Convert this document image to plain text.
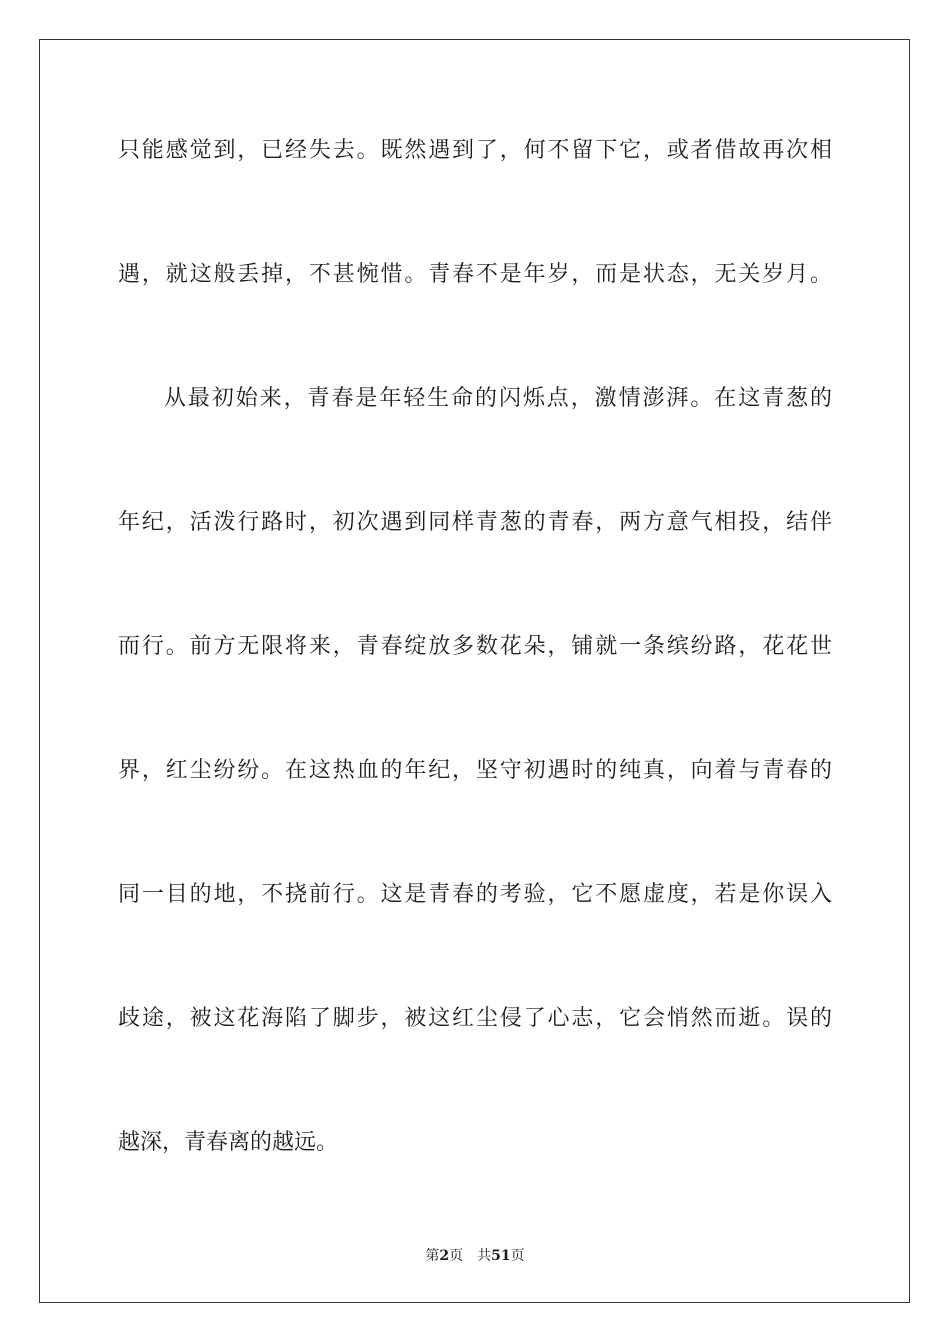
只能感觉到，已经失去。既然遇到了，何不留下它，或者借故再次相
遇，就这般丢掉，不甚惋惜。青春不是年岁，而是状态，无关岁月。
从最初始来，青春是年轻生命的闪烁点，激情澎湃。在这青葱的
年纪，活泼行路时，初次遇到同样青葱的青春，两方意气相投，结伴
而行。前方无限将来，青春绽放多数花朵，铺就一条缤纷路，花花世
界，红尘纷纷。在这热血的年纪，坚守初遇时的纯真，向着与青春的
同一目的地，不挠前行。这是青春的考验，它不愿虚度，若是你误入
歧途，被这花海陷了脚步，被这红尘侵了心志，它会悄然而逝。误的
越深，青春离的越远。
第2页 共51页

## [What is expected]
Your task is to set down the records shown above exactly, minus any pictures.

## [Solution]
Convert this document image to plain text.
只能感觉到，已经失去。既然遇到了，何不留下它，或者借故再次相
遇，就这般丢掉，不甚惋惜。青春不是年岁，而是状态，无关岁月。
从最初始来，青春是年轻生命的闪烁点，激情澎湃。在这青葱的
年纪，活泼行路时，初次遇到同样青葱的青春，两方意气相投，结伴
而行。前方无限将来，青春绽放多数花朵，铺就一条缤纷路，花花世
界，红尘纷纷。在这热血的年纪，坚守初遇时的纯真，向着与青春的
同一目的地，不挠前行。这是青春的考验，它不愿虚度，若是你误入
歧途，被这花海陷了脚步，被这红尘侵了心志，它会悄然而逝。误的
越深，青春离的越远。
第2页 共51页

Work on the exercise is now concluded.